## GIVEN REQUEST
Pull out every line of the material below that contains the word "jacket", and copy each one as it appears. Match case exactly.

## INPUT DATA
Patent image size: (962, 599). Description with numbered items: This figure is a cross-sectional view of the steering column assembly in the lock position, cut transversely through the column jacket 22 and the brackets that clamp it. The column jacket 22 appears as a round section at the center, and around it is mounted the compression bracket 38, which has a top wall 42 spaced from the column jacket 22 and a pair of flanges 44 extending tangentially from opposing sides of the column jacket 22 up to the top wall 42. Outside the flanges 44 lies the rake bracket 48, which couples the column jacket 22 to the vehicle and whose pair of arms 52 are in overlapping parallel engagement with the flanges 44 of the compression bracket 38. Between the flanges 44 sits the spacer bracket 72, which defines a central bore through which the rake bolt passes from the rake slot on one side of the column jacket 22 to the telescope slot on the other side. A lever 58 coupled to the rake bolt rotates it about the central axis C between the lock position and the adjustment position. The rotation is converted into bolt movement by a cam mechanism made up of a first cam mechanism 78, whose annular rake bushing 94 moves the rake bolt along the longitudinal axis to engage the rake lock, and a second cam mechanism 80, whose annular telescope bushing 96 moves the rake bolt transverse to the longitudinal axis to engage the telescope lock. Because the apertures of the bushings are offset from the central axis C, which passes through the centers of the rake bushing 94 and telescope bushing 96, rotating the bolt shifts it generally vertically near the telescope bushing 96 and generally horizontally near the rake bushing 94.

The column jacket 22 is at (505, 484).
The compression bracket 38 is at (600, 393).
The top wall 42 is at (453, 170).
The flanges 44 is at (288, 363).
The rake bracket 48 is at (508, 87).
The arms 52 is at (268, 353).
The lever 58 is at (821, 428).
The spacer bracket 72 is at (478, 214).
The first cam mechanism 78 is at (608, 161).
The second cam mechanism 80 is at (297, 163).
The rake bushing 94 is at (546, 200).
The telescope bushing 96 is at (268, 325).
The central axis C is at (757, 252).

## EXPECTED OUTPUT
Patent image size: (962, 599). Description with numbered items: This figure is a cross-sectional view of the steering column assembly in the lock position, cut transversely through the column jacket 22 and the brackets that clamp it. The column jacket 22 appears as a round section at the center, and around it is mounted the compression bracket 38, which has a top wall 42 spaced from the column jacket 22 and a pair of flanges 44 extending tangentially from opposing sides of the column jacket 22 up to the top wall 42. Outside the flanges 44 lies the rake bracket 48, which couples the column jacket 22 to the vehicle and whose pair of arms 52 are in overlapping parallel engagement with the flanges 44 of the compression bracket 38. Between the flanges 44 sits the spacer bracket 72, which defines a central bore through which the rake bolt passes from the rake slot on one side of the column jacket 22 to the telescope slot on the other side. A lever 58 coupled to the rake bolt rotates it about the central axis C between the lock position and the adjustment position. The rotation is converted into bolt movement by a cam mechanism made up of a first cam mechanism 78, whose annular rake bushing 94 moves the rake bolt along the longitudinal axis to engage the rake lock, and a second cam mechanism 80, whose annular telescope bushing 96 moves the rake bolt transverse to the longitudinal axis to engage the telescope lock. Because the apertures of the bushings are offset from the central axis C, which passes through the centers of the rake bushing 94 and telescope bushing 96, rotating the bolt shifts it generally vertically near the telescope bushing 96 and generally horizontally near the rake bushing 94.
The column jacket 22 is at (505, 484).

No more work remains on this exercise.